Problem: Reproduce every line of the material below, but drop the pictures.

Record excerpts:
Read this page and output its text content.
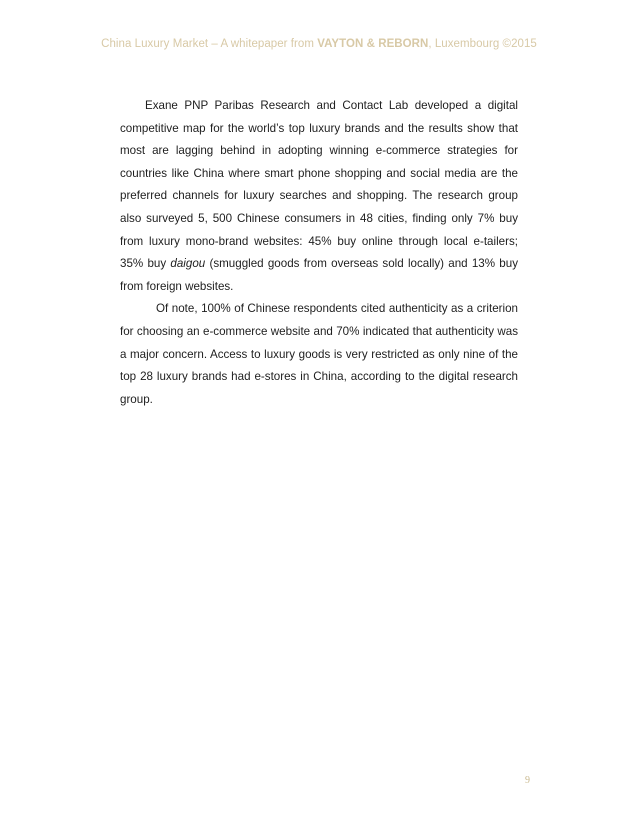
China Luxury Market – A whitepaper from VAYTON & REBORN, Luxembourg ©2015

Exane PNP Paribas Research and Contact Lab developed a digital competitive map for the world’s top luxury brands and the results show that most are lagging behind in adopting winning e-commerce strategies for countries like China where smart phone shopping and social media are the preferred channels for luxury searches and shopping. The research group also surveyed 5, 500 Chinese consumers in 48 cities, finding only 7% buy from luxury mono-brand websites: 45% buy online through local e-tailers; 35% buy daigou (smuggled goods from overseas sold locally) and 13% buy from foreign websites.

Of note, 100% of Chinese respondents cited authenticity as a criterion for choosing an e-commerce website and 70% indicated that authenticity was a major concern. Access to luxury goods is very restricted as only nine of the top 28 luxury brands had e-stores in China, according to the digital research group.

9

Solution to this problem:
Read this page and output its text content.
China Luxury Market – A whitepaper from VAYTON & REBORN, Luxembourg ©2015

Exane PNP Paribas Research and Contact Lab developed a digital competitive map for the world’s top luxury brands and the results show that most are lagging behind in adopting winning e-commerce strategies for countries like China where smart phone shopping and social media are the preferred channels for luxury searches and shopping. The research group also surveyed 5, 500 Chinese consumers in 48 cities, finding only 7% buy from luxury mono-brand websites: 45% buy online through local e-tailers; 35% buy daigou (smuggled goods from overseas sold locally) and 13% buy from foreign websites.

Of note, 100% of Chinese respondents cited authenticity as a criterion for choosing an e-commerce website and 70% indicated that authenticity was a major concern. Access to luxury goods is very restricted as only nine of the top 28 luxury brands had e-stores in China, according to the digital research group.

9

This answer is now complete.